◆ Written request
Rewrite every row with "Classic_Tin_Kaleidoscope" changed to "Vintage_Brass_Kaleidoscope" and everything else left as it is.

◆ Provided records
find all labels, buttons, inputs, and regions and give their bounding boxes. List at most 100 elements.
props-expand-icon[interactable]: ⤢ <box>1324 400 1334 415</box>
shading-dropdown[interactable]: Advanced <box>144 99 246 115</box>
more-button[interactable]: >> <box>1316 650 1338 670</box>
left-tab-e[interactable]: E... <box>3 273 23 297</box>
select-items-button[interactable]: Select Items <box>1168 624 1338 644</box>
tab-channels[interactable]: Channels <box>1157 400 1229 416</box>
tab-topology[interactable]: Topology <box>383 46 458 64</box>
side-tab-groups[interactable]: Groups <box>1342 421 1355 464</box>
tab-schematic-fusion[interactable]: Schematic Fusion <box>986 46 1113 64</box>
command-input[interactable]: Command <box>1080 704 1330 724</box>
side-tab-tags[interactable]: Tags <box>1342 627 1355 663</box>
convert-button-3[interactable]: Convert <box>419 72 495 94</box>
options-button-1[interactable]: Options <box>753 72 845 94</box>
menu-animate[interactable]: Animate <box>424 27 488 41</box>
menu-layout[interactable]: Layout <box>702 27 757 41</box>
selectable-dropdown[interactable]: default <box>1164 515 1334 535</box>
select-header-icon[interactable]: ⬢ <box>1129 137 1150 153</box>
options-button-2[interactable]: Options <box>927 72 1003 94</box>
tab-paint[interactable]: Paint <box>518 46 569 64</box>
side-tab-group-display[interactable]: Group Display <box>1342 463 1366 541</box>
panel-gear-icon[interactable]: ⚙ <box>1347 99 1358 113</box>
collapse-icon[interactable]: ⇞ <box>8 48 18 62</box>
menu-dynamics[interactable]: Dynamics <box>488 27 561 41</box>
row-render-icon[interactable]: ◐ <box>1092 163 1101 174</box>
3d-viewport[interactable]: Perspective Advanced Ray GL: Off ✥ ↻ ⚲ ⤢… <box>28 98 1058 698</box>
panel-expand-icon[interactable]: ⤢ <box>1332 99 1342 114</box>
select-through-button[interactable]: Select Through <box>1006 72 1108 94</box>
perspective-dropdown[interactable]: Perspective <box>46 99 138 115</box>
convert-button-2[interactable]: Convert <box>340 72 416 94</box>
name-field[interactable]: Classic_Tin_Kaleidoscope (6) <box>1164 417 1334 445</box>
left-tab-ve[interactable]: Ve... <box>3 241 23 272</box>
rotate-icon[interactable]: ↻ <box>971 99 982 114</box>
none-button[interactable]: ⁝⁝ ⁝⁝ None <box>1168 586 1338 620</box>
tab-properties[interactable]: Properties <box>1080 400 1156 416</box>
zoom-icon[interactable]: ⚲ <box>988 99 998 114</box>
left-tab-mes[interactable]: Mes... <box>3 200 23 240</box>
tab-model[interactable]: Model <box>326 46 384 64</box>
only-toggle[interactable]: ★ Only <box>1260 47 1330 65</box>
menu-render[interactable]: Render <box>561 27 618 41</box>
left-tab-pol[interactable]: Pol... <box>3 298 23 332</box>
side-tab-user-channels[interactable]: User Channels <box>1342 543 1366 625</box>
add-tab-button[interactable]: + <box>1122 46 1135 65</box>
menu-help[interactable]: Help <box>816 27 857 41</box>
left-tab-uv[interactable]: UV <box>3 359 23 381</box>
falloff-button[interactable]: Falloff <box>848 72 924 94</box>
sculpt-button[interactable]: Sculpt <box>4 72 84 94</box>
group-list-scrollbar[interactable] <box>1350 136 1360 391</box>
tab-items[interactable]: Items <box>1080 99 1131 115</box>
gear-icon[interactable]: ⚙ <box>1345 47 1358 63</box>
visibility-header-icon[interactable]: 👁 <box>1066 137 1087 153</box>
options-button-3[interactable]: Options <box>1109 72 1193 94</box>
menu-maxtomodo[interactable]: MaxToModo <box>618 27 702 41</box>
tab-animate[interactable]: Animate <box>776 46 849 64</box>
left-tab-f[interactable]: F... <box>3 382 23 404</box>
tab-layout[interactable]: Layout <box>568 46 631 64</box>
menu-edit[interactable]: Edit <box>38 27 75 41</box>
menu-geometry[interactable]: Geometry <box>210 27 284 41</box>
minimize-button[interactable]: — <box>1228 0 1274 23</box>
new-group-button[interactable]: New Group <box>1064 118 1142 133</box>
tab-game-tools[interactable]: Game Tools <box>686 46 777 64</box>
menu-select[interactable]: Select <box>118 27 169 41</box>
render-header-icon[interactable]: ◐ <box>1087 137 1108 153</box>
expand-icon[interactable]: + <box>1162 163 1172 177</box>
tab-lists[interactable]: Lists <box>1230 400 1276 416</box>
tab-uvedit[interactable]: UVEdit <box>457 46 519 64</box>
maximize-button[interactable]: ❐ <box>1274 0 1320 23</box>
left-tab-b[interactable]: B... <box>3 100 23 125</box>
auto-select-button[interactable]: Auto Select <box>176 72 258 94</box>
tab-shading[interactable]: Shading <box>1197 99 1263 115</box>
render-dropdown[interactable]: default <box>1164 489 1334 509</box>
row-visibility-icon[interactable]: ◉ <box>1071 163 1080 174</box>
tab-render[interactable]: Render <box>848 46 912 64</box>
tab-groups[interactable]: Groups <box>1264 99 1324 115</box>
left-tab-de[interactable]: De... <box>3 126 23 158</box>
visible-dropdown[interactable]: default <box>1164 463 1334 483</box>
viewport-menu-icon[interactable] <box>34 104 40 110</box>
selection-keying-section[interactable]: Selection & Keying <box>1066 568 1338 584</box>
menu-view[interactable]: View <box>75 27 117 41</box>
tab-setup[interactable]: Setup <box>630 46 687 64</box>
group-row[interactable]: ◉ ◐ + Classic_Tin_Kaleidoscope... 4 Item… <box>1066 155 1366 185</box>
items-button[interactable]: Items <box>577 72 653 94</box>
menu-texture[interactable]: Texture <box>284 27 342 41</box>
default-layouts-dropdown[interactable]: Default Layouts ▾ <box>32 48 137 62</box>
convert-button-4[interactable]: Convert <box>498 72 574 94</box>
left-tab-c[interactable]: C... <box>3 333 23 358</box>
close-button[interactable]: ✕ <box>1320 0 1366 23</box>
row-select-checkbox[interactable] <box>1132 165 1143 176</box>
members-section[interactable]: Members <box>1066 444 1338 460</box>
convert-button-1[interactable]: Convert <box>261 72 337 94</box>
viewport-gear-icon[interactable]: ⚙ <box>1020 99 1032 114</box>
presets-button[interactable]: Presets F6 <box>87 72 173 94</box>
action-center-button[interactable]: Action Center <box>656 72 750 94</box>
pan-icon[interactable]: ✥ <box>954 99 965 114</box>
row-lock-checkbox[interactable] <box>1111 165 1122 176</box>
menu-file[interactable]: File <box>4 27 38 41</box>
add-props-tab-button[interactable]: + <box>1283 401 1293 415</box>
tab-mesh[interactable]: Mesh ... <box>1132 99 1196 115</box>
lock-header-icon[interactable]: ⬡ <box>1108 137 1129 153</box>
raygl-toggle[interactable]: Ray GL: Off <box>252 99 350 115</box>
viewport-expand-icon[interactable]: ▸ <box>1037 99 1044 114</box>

◆ Written answer
find all labels, buttons, inputs, and regions and give their bounding boxes. List at most 100 elements.
props-expand-icon[interactable]: ⤢ <box>1324 400 1334 415</box>
shading-dropdown[interactable]: Advanced <box>144 99 246 115</box>
more-button[interactable]: >> <box>1316 650 1338 670</box>
left-tab-e[interactable]: E... <box>3 273 23 297</box>
select-items-button[interactable]: Select Items <box>1168 624 1338 644</box>
tab-channels[interactable]: Channels <box>1157 400 1229 416</box>
tab-topology[interactable]: Topology <box>383 46 458 64</box>
side-tab-groups[interactable]: Groups <box>1342 421 1355 464</box>
tab-schematic-fusion[interactable]: Schematic Fusion <box>986 46 1113 64</box>
command-input[interactable]: Command <box>1080 704 1330 724</box>
side-tab-tags[interactable]: Tags <box>1342 627 1355 663</box>
convert-button-3[interactable]: Convert <box>419 72 495 94</box>
options-button-1[interactable]: Options <box>753 72 845 94</box>
menu-animate[interactable]: Animate <box>424 27 488 41</box>
menu-layout[interactable]: Layout <box>702 27 757 41</box>
selectable-dropdown[interactable]: default <box>1164 515 1334 535</box>
select-header-icon[interactable]: ⬢ <box>1129 137 1150 153</box>
options-button-2[interactable]: Options <box>927 72 1003 94</box>
tab-paint[interactable]: Paint <box>518 46 569 64</box>
side-tab-group-display[interactable]: Group Display <box>1342 463 1366 541</box>
panel-gear-icon[interactable]: ⚙ <box>1347 99 1358 113</box>
collapse-icon[interactable]: ⇞ <box>8 48 18 62</box>
menu-dynamics[interactable]: Dynamics <box>488 27 561 41</box>
row-render-icon[interactable]: ◐ <box>1092 163 1101 174</box>
3d-viewport[interactable]: Perspective Advanced Ray GL: Off ✥ ↻ ⚲ ⤢… <box>28 98 1058 698</box>
panel-expand-icon[interactable]: ⤢ <box>1332 99 1342 114</box>
select-through-button[interactable]: Select Through <box>1006 72 1108 94</box>
perspective-dropdown[interactable]: Perspective <box>46 99 138 115</box>
convert-button-2[interactable]: Convert <box>340 72 416 94</box>
name-field[interactable]: Vintage_Brass_Kaleidoscope (6) <box>1164 417 1334 445</box>
left-tab-ve[interactable]: Ve... <box>3 241 23 272</box>
rotate-icon[interactable]: ↻ <box>971 99 982 114</box>
none-button[interactable]: ⁝⁝ ⁝⁝ None <box>1168 586 1338 620</box>
tab-properties[interactable]: Properties <box>1080 400 1156 416</box>
zoom-icon[interactable]: ⚲ <box>988 99 998 114</box>
left-tab-mes[interactable]: Mes... <box>3 200 23 240</box>
tab-model[interactable]: Model <box>326 46 384 64</box>
only-toggle[interactable]: ★ Only <box>1260 47 1330 65</box>
menu-render[interactable]: Render <box>561 27 618 41</box>
left-tab-pol[interactable]: Pol... <box>3 298 23 332</box>
side-tab-user-channels[interactable]: User Channels <box>1342 543 1366 625</box>
add-tab-button[interactable]: + <box>1122 46 1135 65</box>
menu-help[interactable]: Help <box>816 27 857 41</box>
left-tab-uv[interactable]: UV <box>3 359 23 381</box>
falloff-button[interactable]: Falloff <box>848 72 924 94</box>
sculpt-button[interactable]: Sculpt <box>4 72 84 94</box>
group-list-scrollbar[interactable] <box>1350 136 1360 391</box>
tab-items[interactable]: Items <box>1080 99 1131 115</box>
gear-icon[interactable]: ⚙ <box>1345 47 1358 63</box>
visibility-header-icon[interactable]: 👁 <box>1066 137 1087 153</box>
options-button-3[interactable]: Options <box>1109 72 1193 94</box>
menu-maxtomodo[interactable]: MaxToModo <box>618 27 702 41</box>
tab-animate[interactable]: Animate <box>776 46 849 64</box>
left-tab-f[interactable]: F... <box>3 382 23 404</box>
tab-layout[interactable]: Layout <box>568 46 631 64</box>
menu-edit[interactable]: Edit <box>38 27 75 41</box>
menu-geometry[interactable]: Geometry <box>210 27 284 41</box>
minimize-button[interactable]: — <box>1228 0 1274 23</box>
new-group-button[interactable]: New Group <box>1064 118 1142 133</box>
tab-game-tools[interactable]: Game Tools <box>686 46 777 64</box>
menu-select[interactable]: Select <box>118 27 169 41</box>
render-header-icon[interactable]: ◐ <box>1087 137 1108 153</box>
expand-icon[interactable]: + <box>1162 163 1172 177</box>
tab-lists[interactable]: Lists <box>1230 400 1276 416</box>
tab-uvedit[interactable]: UVEdit <box>457 46 519 64</box>
maximize-button[interactable]: ❐ <box>1274 0 1320 23</box>
left-tab-b[interactable]: B... <box>3 100 23 125</box>
auto-select-button[interactable]: Auto Select <box>176 72 258 94</box>
tab-shading[interactable]: Shading <box>1197 99 1263 115</box>
render-dropdown[interactable]: default <box>1164 489 1334 509</box>
row-visibility-icon[interactable]: ◉ <box>1071 163 1080 174</box>
tab-render[interactable]: Render <box>848 46 912 64</box>
tab-groups[interactable]: Groups <box>1264 99 1324 115</box>
left-tab-de[interactable]: De... <box>3 126 23 158</box>
visible-dropdown[interactable]: default <box>1164 463 1334 483</box>
viewport-menu-icon[interactable] <box>34 104 40 110</box>
selection-keying-section[interactable]: Selection & Keying <box>1066 568 1338 584</box>
menu-view[interactable]: View <box>75 27 117 41</box>
tab-setup[interactable]: Setup <box>630 46 687 64</box>
group-row[interactable]: ◉ ◐ + Vintage_Brass_Kaleidoscope... 4 Item… <box>1066 155 1366 185</box>
items-button[interactable]: Items <box>577 72 653 94</box>
menu-texture[interactable]: Texture <box>284 27 342 41</box>
default-layouts-dropdown[interactable]: Default Layouts ▾ <box>32 48 137 62</box>
convert-button-4[interactable]: Convert <box>498 72 574 94</box>
left-tab-c[interactable]: C... <box>3 333 23 358</box>
close-button[interactable]: ✕ <box>1320 0 1366 23</box>
row-select-checkbox[interactable] <box>1132 165 1143 176</box>
members-section[interactable]: Members <box>1066 444 1338 460</box>
convert-button-1[interactable]: Convert <box>261 72 337 94</box>
viewport-gear-icon[interactable]: ⚙ <box>1020 99 1032 114</box>
presets-button[interactable]: Presets F6 <box>87 72 173 94</box>
action-center-button[interactable]: Action Center <box>656 72 750 94</box>
pan-icon[interactable]: ✥ <box>954 99 965 114</box>
row-lock-checkbox[interactable] <box>1111 165 1122 176</box>
menu-file[interactable]: File <box>4 27 38 41</box>
add-props-tab-button[interactable]: + <box>1283 401 1293 415</box>
tab-mesh[interactable]: Mesh ... <box>1132 99 1196 115</box>
lock-header-icon[interactable]: ⬡ <box>1108 137 1129 153</box>
raygl-toggle[interactable]: Ray GL: Off <box>252 99 350 115</box>
viewport-expand-icon[interactable]: ▸ <box>1037 99 1044 114</box>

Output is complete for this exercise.